List of tasks
**a.** In the article on Carlo Muñoz, condense the paragraph beginning "Muñoz played the titular character" into two sentences that keep its main facts.
**b.** Extend the article on Carlo Muñoz, picking up after its final sentence.
━━ Article ━━
- Born: 24 February 1978 (age 48) Philippines
- Occupation: Actor
- Years active: 1999–2005; 2014–present
- Spouse: Enid Reyes
- Children: 3
- Relatives: Leandro Muñoz (brother) Angelo Muñoz (brother) Tita Muñoz (aunt)

= Carlo Muñoz =

Filipino actor

Carlo Muñoz (/tl/; born 24 February 1978) is a Filipino actor.

== Early life ==
Muñoz is the middle child of Louie Muñoz and Patricia García. Muñoz's older brother is actor Leandro Muñoz. His younger brother Angelo also appeared in some TV shows in the Philippines. His father is a brother of actress Tita Muñoz.

== Career ==
While in college, Muñoz started working as a commercial model and appeared in local TV ads including Del Monte and Coca-Cola.

In 1996, he joined ABS-CBN's Talent Center and was one of the new actors introduced under Star Circle Batch 6.

Muñoz played the titular character of the "Hello, Billy" advertising campaign by PLDT. The series followed the romance of Billy and Gracia in the United States, revealed through overseas telephone conversations with his nosey mother in the Philippines, and the couple's eventual homecoming and marriage. The advertising campaign, which later expanded to radio and print, ran between 2000 and 2001.
━━━
━━ Supplied material ━━
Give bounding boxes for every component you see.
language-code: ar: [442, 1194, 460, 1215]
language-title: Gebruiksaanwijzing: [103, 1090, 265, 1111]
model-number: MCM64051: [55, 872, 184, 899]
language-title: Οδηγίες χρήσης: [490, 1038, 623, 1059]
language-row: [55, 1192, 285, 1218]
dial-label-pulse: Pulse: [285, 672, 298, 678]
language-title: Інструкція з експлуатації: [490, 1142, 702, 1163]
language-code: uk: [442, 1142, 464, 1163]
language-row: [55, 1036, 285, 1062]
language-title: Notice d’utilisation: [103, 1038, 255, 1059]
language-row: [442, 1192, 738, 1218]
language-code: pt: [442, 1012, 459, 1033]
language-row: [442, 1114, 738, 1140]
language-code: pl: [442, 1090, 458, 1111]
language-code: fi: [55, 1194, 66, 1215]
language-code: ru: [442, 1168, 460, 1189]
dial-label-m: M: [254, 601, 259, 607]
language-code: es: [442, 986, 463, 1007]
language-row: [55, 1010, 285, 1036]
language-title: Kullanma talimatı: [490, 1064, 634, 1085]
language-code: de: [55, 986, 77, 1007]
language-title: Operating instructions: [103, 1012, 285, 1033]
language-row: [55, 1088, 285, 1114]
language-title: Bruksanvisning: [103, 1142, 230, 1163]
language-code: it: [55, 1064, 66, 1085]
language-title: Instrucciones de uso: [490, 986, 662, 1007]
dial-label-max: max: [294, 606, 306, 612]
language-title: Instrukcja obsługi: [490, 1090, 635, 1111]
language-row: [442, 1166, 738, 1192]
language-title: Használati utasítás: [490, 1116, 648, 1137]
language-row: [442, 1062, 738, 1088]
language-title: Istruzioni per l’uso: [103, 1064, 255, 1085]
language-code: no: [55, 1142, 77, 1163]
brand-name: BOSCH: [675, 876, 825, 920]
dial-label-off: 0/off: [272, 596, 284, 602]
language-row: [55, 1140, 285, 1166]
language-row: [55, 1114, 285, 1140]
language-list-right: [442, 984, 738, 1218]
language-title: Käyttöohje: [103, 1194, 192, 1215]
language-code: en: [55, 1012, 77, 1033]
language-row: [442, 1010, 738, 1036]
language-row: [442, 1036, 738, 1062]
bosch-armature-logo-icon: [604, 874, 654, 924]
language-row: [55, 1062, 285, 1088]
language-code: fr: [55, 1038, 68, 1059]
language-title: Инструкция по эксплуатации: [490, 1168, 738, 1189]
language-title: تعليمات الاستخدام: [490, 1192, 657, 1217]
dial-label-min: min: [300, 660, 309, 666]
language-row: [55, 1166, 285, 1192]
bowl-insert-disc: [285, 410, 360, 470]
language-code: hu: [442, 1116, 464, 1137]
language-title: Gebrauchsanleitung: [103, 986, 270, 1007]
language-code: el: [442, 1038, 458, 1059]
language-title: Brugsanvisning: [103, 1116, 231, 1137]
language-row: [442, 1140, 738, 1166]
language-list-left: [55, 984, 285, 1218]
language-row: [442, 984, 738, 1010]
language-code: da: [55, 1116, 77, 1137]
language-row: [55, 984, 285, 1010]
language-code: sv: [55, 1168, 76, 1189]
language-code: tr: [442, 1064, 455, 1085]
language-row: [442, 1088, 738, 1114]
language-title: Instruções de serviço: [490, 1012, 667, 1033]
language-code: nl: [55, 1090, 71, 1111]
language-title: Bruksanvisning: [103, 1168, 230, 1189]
━━━
Task answers
**a.** Muñoz played the title role in PLDT's "Hello, Billy" advertising campaign, which ran from 2000 to 2001 and later expanded to radio and print. It followed Billy and Gracia's romance in the United States through his overseas phone calls with his nosy mother in the Philippines, ending with the couple's homecoming and marriage.

**b.**
He has played important roles such as Mark in Pangako Sa'yo an internationally acclaimed Primetime Soap Opera that lasted for two years and as the mute friend of Carol Banawa in the ensemble Primetime series of ABS-CBN Bituin

== Personal life ==
Muñoz, together with then girlfriend Enid "Meg" Reyes, older brother Leandro and Leandro's son, Frankie, moved to the United States in 2003 after the death of their father. He married Reyes in a civil wedding in California on Valentine's Day the following year—the couple first met at the set of a Wansapanataym episodetogether they have 3 sons.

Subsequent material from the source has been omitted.